Records that describe figures
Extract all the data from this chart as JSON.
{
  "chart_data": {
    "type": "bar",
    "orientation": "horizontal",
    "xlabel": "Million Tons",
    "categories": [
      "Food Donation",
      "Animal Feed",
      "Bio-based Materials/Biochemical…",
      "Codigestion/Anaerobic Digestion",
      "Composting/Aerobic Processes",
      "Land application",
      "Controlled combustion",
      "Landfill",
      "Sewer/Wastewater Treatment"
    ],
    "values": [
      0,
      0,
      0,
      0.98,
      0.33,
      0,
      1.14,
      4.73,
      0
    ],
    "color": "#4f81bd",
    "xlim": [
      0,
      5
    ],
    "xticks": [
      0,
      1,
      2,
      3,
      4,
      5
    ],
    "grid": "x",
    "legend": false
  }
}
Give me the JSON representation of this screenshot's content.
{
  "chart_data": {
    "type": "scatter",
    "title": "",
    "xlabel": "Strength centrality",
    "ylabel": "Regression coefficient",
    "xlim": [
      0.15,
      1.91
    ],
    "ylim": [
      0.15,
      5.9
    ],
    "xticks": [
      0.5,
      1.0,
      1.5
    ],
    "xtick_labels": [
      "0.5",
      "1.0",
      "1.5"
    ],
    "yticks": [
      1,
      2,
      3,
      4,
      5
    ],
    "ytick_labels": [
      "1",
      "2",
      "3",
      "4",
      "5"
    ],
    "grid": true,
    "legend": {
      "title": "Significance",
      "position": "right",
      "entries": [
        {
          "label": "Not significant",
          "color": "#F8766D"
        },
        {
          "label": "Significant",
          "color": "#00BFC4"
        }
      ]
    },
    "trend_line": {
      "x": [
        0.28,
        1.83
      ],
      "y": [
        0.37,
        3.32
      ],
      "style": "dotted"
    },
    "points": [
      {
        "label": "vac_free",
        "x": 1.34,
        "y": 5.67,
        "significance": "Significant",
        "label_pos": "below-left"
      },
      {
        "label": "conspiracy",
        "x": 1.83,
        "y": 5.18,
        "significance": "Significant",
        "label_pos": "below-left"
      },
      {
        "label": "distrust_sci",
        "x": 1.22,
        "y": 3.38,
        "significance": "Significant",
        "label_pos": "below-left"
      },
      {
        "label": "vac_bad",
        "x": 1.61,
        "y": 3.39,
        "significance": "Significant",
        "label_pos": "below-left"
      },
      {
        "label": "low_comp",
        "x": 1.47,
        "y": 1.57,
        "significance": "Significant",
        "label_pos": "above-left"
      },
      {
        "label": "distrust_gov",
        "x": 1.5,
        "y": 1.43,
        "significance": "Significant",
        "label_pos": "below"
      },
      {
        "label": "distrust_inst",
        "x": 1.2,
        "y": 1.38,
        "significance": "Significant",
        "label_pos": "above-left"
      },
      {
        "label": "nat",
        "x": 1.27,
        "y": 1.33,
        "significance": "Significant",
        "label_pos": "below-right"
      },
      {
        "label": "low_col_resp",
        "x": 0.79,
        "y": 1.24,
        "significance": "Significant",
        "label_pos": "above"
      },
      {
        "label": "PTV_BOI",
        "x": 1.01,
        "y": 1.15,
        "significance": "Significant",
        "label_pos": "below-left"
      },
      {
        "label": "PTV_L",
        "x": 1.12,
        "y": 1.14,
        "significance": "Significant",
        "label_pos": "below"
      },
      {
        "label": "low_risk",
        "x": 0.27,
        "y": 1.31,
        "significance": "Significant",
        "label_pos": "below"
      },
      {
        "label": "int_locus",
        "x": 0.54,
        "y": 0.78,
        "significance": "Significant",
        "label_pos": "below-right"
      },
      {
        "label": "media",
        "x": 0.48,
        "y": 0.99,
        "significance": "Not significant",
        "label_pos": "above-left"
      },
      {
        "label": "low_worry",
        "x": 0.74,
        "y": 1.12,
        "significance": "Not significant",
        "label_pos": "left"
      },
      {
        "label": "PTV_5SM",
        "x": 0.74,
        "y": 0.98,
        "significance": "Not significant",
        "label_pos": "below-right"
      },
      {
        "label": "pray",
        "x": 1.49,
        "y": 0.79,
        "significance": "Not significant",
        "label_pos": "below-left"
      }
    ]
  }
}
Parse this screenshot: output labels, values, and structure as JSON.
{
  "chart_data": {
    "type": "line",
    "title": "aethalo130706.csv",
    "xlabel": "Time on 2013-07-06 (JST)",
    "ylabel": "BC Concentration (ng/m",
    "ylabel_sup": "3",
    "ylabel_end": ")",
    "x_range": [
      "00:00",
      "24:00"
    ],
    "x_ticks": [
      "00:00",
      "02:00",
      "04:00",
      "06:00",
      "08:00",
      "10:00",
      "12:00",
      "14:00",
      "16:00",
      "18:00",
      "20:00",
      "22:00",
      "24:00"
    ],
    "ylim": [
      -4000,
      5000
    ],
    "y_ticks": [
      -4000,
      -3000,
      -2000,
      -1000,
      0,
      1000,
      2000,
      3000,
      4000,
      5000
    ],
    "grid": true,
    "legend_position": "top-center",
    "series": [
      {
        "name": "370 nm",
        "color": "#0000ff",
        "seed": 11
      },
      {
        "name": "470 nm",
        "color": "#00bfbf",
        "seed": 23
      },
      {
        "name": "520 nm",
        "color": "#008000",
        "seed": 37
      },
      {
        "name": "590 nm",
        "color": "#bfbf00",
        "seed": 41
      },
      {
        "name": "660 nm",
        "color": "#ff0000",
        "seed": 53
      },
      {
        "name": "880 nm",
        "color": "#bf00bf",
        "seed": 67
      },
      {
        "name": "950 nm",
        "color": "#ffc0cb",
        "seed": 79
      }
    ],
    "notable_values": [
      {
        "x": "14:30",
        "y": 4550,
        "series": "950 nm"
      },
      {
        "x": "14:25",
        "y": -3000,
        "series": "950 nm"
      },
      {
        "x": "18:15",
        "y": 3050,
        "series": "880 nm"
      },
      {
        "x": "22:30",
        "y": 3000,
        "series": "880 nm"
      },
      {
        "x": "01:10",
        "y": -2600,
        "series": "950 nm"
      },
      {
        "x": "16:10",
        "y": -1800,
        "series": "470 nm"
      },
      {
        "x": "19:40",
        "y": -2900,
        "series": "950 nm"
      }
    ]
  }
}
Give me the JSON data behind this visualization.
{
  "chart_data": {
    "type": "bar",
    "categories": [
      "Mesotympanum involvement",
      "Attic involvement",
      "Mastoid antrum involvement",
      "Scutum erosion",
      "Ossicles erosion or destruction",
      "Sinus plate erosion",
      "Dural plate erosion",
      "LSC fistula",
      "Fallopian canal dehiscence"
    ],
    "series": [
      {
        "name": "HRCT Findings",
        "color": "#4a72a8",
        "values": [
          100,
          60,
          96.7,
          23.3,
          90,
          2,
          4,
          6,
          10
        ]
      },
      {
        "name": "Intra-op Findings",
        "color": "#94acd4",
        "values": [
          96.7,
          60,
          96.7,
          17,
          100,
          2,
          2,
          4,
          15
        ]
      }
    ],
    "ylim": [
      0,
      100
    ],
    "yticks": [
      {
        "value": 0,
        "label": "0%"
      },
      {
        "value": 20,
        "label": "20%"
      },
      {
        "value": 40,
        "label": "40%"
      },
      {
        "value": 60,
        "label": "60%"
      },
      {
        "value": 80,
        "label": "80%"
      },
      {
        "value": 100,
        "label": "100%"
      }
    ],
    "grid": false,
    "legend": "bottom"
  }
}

* Goal *
From the records above, extract every line exactly as it stands.

* Solution below *
Extract all the data from this chart as JSON.
{
  "chart_data": {
    "type": "bar",
    "orientation": "horizontal",
    "xlabel": "Million Tons",
    "categories": [
      "Food Donation",
      "Animal Feed",
      "Bio-based Materials/Biochemical…",
      "Codigestion/Anaerobic Digestion",
      "Composting/Aerobic Processes",
      "Land application",
      "Controlled combustion",
      "Landfill",
      "Sewer/Wastewater Treatment"
    ],
    "values": [
      0,
      0,
      0,
      0.98,
      0.33,
      0,
      1.14,
      4.73,
      0
    ],
    "color": "#4f81bd",
    "xlim": [
      0,
      5
    ],
    "xticks": [
      0,
      1,
      2,
      3,
      4,
      5
    ],
    "grid": "x",
    "legend": false
  }
}
Give me the JSON representation of this screenshot's content.
{
  "chart_data": {
    "type": "scatter",
    "title": "",
    "xlabel": "Strength centrality",
    "ylabel": "Regression coefficient",
    "xlim": [
      0.15,
      1.91
    ],
    "ylim": [
      0.15,
      5.9
    ],
    "xticks": [
      0.5,
      1.0,
      1.5
    ],
    "xtick_labels": [
      "0.5",
      "1.0",
      "1.5"
    ],
    "yticks": [
      1,
      2,
      3,
      4,
      5
    ],
    "ytick_labels": [
      "1",
      "2",
      "3",
      "4",
      "5"
    ],
    "grid": true,
    "legend": {
      "title": "Significance",
      "position": "right",
      "entries": [
        {
          "label": "Not significant",
          "color": "#F8766D"
        },
        {
          "label": "Significant",
          "color": "#00BFC4"
        }
      ]
    },
    "trend_line": {
      "x": [
        0.28,
        1.83
      ],
      "y": [
        0.37,
        3.32
      ],
      "style": "dotted"
    },
    "points": [
      {
        "label": "vac_free",
        "x": 1.34,
        "y": 5.67,
        "significance": "Significant",
        "label_pos": "below-left"
      },
      {
        "label": "conspiracy",
        "x": 1.83,
        "y": 5.18,
        "significance": "Significant",
        "label_pos": "below-left"
      },
      {
        "label": "distrust_sci",
        "x": 1.22,
        "y": 3.38,
        "significance": "Significant",
        "label_pos": "below-left"
      },
      {
        "label": "vac_bad",
        "x": 1.61,
        "y": 3.39,
        "significance": "Significant",
        "label_pos": "below-left"
      },
      {
        "label": "low_comp",
        "x": 1.47,
        "y": 1.57,
        "significance": "Significant",
        "label_pos": "above-left"
      },
      {
        "label": "distrust_gov",
        "x": 1.5,
        "y": 1.43,
        "significance": "Significant",
        "label_pos": "below"
      },
      {
        "label": "distrust_inst",
        "x": 1.2,
        "y": 1.38,
        "significance": "Significant",
        "label_pos": "above-left"
      },
      {
        "label": "nat",
        "x": 1.27,
        "y": 1.33,
        "significance": "Significant",
        "label_pos": "below-right"
      },
      {
        "label": "low_col_resp",
        "x": 0.79,
        "y": 1.24,
        "significance": "Significant",
        "label_pos": "above"
      },
      {
        "label": "PTV_BOI",
        "x": 1.01,
        "y": 1.15,
        "significance": "Significant",
        "label_pos": "below-left"
      },
      {
        "label": "PTV_L",
        "x": 1.12,
        "y": 1.14,
        "significance": "Significant",
        "label_pos": "below"
      },
      {
        "label": "low_risk",
        "x": 0.27,
        "y": 1.31,
        "significance": "Significant",
        "label_pos": "below"
      },
      {
        "label": "int_locus",
        "x": 0.54,
        "y": 0.78,
        "significance": "Significant",
        "label_pos": "below-right"
      },
      {
        "label": "media",
        "x": 0.48,
        "y": 0.99,
        "significance": "Not significant",
        "label_pos": "above-left"
      },
      {
        "label": "low_worry",
        "x": 0.74,
        "y": 1.12,
        "significance": "Not significant",
        "label_pos": "left"
      },
      {
        "label": "PTV_5SM",
        "x": 0.74,
        "y": 0.98,
        "significance": "Not significant",
        "label_pos": "below-right"
      },
      {
        "label": "pray",
        "x": 1.49,
        "y": 0.79,
        "significance": "Not significant",
        "label_pos": "below-left"
      }
    ]
  }
}
Parse this screenshot: output labels, values, and structure as JSON.
{
  "chart_data": {
    "type": "line",
    "title": "aethalo130706.csv",
    "xlabel": "Time on 2013-07-06 (JST)",
    "ylabel": "BC Concentration (ng/m",
    "ylabel_sup": "3",
    "ylabel_end": ")",
    "x_range": [
      "00:00",
      "24:00"
    ],
    "x_ticks": [
      "00:00",
      "02:00",
      "04:00",
      "06:00",
      "08:00",
      "10:00",
      "12:00",
      "14:00",
      "16:00",
      "18:00",
      "20:00",
      "22:00",
      "24:00"
    ],
    "ylim": [
      -4000,
      5000
    ],
    "y_ticks": [
      -4000,
      -3000,
      -2000,
      -1000,
      0,
      1000,
      2000,
      3000,
      4000,
      5000
    ],
    "grid": true,
    "legend_position": "top-center",
    "series": [
      {
        "name": "370 nm",
        "color": "#0000ff",
        "seed": 11
      },
      {
        "name": "470 nm",
        "color": "#00bfbf",
        "seed": 23
      },
      {
        "name": "520 nm",
        "color": "#008000",
        "seed": 37
      },
      {
        "name": "590 nm",
        "color": "#bfbf00",
        "seed": 41
      },
      {
        "name": "660 nm",
        "color": "#ff0000",
        "seed": 53
      },
      {
        "name": "880 nm",
        "color": "#bf00bf",
        "seed": 67
      },
      {
        "name": "950 nm",
        "color": "#ffc0cb",
        "seed": 79
      }
    ],
    "notable_values": [
      {
        "x": "14:30",
        "y": 4550,
        "series": "950 nm"
      },
      {
        "x": "14:25",
        "y": -3000,
        "series": "950 nm"
      },
      {
        "x": "18:15",
        "y": 3050,
        "series": "880 nm"
      },
      {
        "x": "22:30",
        "y": 3000,
        "series": "880 nm"
      },
      {
        "x": "01:10",
        "y": -2600,
        "series": "950 nm"
      },
      {
        "x": "16:10",
        "y": -1800,
        "series": "470 nm"
      },
      {
        "x": "19:40",
        "y": -2900,
        "series": "950 nm"
      }
    ]
  }
}
Give me the JSON data behind this visualization.
{
  "chart_data": {
    "type": "bar",
    "categories": [
      "Mesotympanum involvement",
      "Attic involvement",
      "Mastoid antrum involvement",
      "Scutum erosion",
      "Ossicles erosion or destruction",
      "Sinus plate erosion",
      "Dural plate erosion",
      "LSC fistula",
      "Fallopian canal dehiscence"
    ],
    "series": [
      {
        "name": "HRCT Findings",
        "color": "#4a72a8",
        "values": [
          100,
          60,
          96.7,
          23.3,
          90,
          2,
          4,
          6,
          10
        ]
      },
      {
        "name": "Intra-op Findings",
        "color": "#94acd4",
        "values": [
          96.7,
          60,
          96.7,
          17,
          100,
          2,
          2,
          4,
          15
        ]
      }
    ],
    "ylim": [
      0,
      100
    ],
    "yticks": [
      {
        "value": 0,
        "label": "0%"
      },
      {
        "value": 20,
        "label": "20%"
      },
      {
        "value": 40,
        "label": "40%"
      },
      {
        "value": 60,
        "label": "60%"
      },
      {
        "value": 80,
        "label": "80%"
      },
      {
        "value": 100,
        "label": "100%"
      }
    ],
    "grid": false,
    "legend": "bottom"
  }
}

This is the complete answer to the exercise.